* [WRITTEN INSTRUCTION]:
Below are the records. Gather each line that holds "godzinę".

* [RECORDS SHOWN]:
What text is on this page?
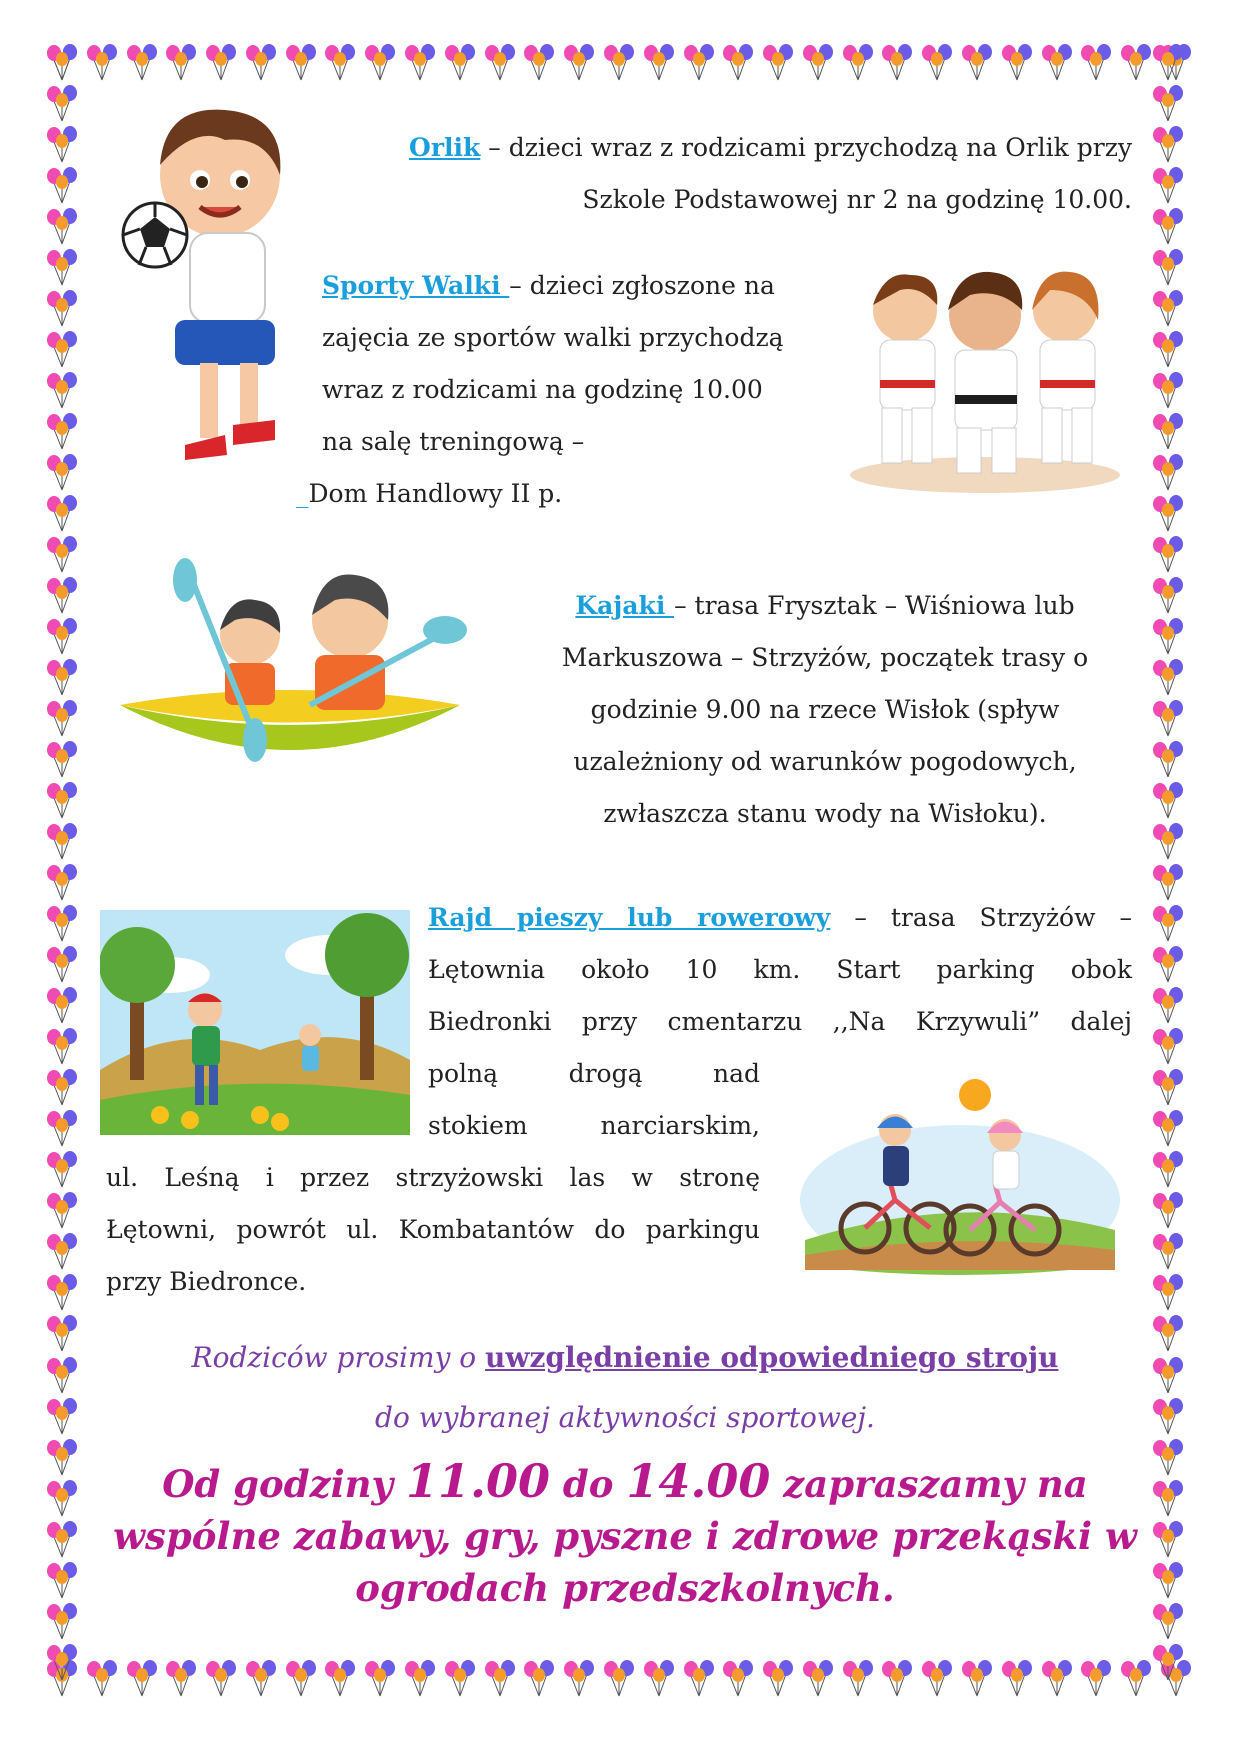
Orlik – dzieci wraz z rodzicami przychodzą na Orlik przy
Szkole Podstawowej nr 2 na godzinę 10.00.
Sporty Walki – dzieci zgłoszone na
zajęcia ze sportów walki przychodzą
wraz z rodzicami na godzinę 10.00
na salę treningową –
_Dom Handlowy II p.
Kajaki – trasa Frysztak – Wiśniowa lub
Markuszowa – Strzyżów, początek trasy o
godzinie 9.00 na rzece Wisłok (spływ
uzależniony od warunków pogodowych,
zwłaszcza stanu wody na Wisłoku).
Rajd pieszy lub rowerowy – trasa Strzyżów –
Łętownia około 10 km. Start parking obok
Biedronki przy cmentarzu ,,Na Krzywuli” dalej
polną drogą nad
stokiem narciarskim,
ul. Leśną i przez strzyżowski las w stronę
Łętowni, powrót ul. Kombatantów do parkingu
przy Biedronce.
Rodziców prosimy o uwzględnienie odpowiedniego stroju
do wybranej aktywności sportowej.
Od godziny 11.00 do 14.00 zapraszamy na wspólne zabawy, gry, pyszne i zdrowe przekąski w ogrodach przedszkolnych.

* [PROBLEM SOLUTION]:
Szkole Podstawowej nr 2 na godzinę 10.00.
wraz z rodzicami na godzinę 10.00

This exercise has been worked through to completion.